TASK PROMPT: Extract each line of the material that follows exactly and omit its pictures.
===== EXERCISE DATA
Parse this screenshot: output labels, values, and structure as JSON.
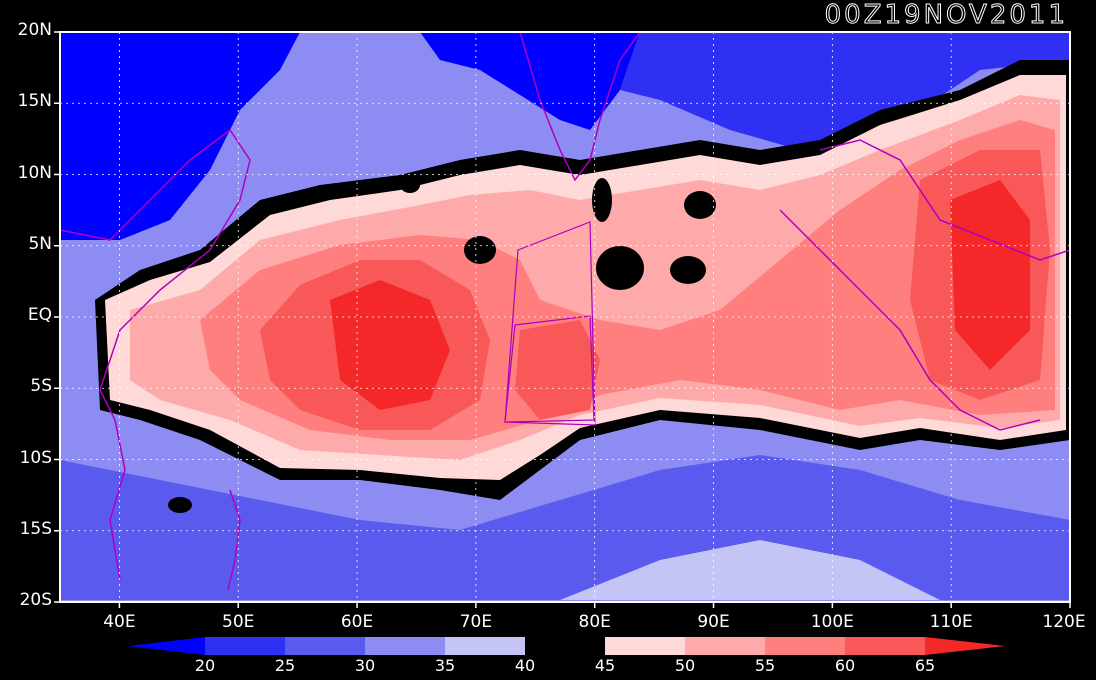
{
  "title": "00Z19NOV2011",
  "map": {
    "lon_range": [
      35,
      120
    ],
    "lat_range": [
      -20,
      20
    ],
    "lat_ticks": [
      {
        "value": 20,
        "label": "20N"
      },
      {
        "value": 15,
        "label": "15N"
      },
      {
        "value": 10,
        "label": "10N"
      },
      {
        "value": 5,
        "label": "5N"
      },
      {
        "value": 0,
        "label": "EQ"
      },
      {
        "value": -5,
        "label": "5S"
      },
      {
        "value": -10,
        "label": "10S"
      },
      {
        "value": -15,
        "label": "15S"
      },
      {
        "value": -20,
        "label": "20S"
      }
    ],
    "lon_ticks": [
      {
        "value": 40,
        "label": "40E"
      },
      {
        "value": 50,
        "label": "50E"
      },
      {
        "value": 60,
        "label": "60E"
      },
      {
        "value": 70,
        "label": "70E"
      },
      {
        "value": 80,
        "label": "80E"
      },
      {
        "value": 90,
        "label": "90E"
      },
      {
        "value": 100,
        "label": "100E"
      },
      {
        "value": 110,
        "label": "110E"
      },
      {
        "value": 120,
        "label": "120E"
      }
    ],
    "grid": true
  },
  "colorbar": {
    "levels": [
      "20",
      "25",
      "30",
      "35",
      "40",
      "45",
      "50",
      "55",
      "60",
      "65"
    ],
    "colors": [
      "#0000ff",
      "#3030f4",
      "#5a5aee",
      "#8c8cf2",
      "#c4c4f5",
      "#000000",
      "#ffd8d8",
      "#ffaaaa",
      "#ff7e7e",
      "#f85858",
      "#f42828"
    ]
  },
  "colors": {
    "coast": "#b000c0",
    "grid": "#ffffff",
    "background": "#000000"
  }
}
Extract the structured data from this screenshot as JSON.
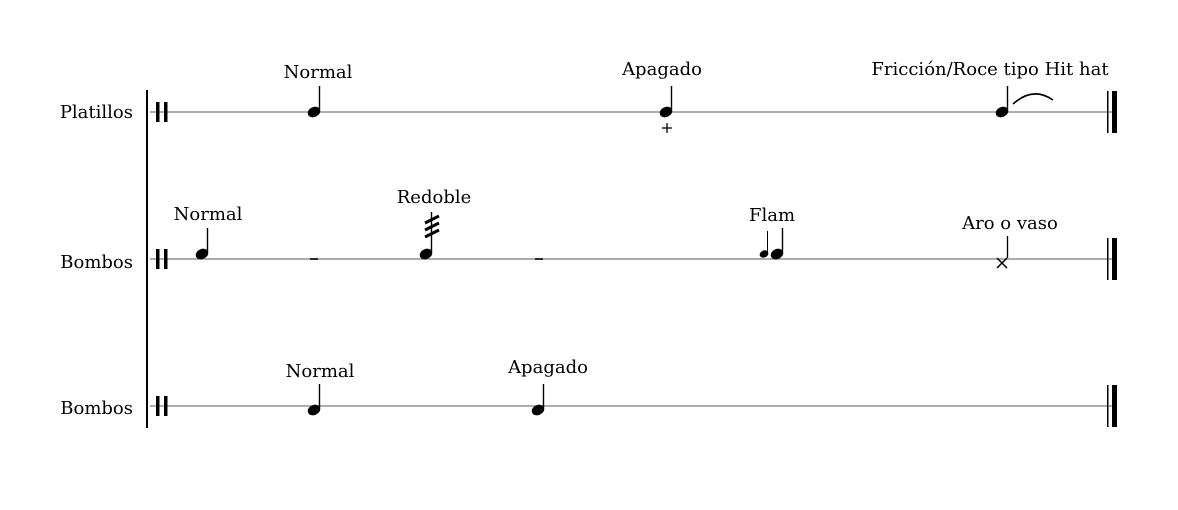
==========
RESULT OF THE TASK:
Parse this screenshot: output labels, values, and structure as JSON.
{
  "title": "00Z19NOV2011",
  "map": {
    "lon_range": [
      35,
      120
    ],
    "lat_range": [
      -20,
      20
    ],
    "lat_ticks": [
      {
        "value": 20,
        "label": "20N"
      },
      {
        "value": 15,
        "label": "15N"
      },
      {
        "value": 10,
        "label": "10N"
      },
      {
        "value": 5,
        "label": "5N"
      },
      {
        "value": 0,
        "label": "EQ"
      },
      {
        "value": -5,
        "label": "5S"
      },
      {
        "value": -10,
        "label": "10S"
      },
      {
        "value": -15,
        "label": "15S"
      },
      {
        "value": -20,
        "label": "20S"
      }
    ],
    "lon_ticks": [
      {
        "value": 40,
        "label": "40E"
      },
      {
        "value": 50,
        "label": "50E"
      },
      {
        "value": 60,
        "label": "60E"
      },
      {
        "value": 70,
        "label": "70E"
      },
      {
        "value": 80,
        "label": "80E"
      },
      {
        "value": 90,
        "label": "90E"
      },
      {
        "value": 100,
        "label": "100E"
      },
      {
        "value": 110,
        "label": "110E"
      },
      {
        "value": 120,
        "label": "120E"
      }
    ],
    "grid": true
  },
  "colorbar": {
    "levels": [
      "20",
      "25",
      "30",
      "35",
      "40",
      "45",
      "50",
      "55",
      "60",
      "65"
    ],
    "colors": [
      "#0000ff",
      "#3030f4",
      "#5a5aee",
      "#8c8cf2",
      "#c4c4f5",
      "#000000",
      "#ffd8d8",
      "#ffaaaa",
      "#ff7e7e",
      "#f85858",
      "#f42828"
    ]
  },
  "colors": {
    "coast": "#b000c0",
    "grid": "#ffffff",
    "background": "#000000"
  }
}
Extract the structured data from this screenshot as JSON.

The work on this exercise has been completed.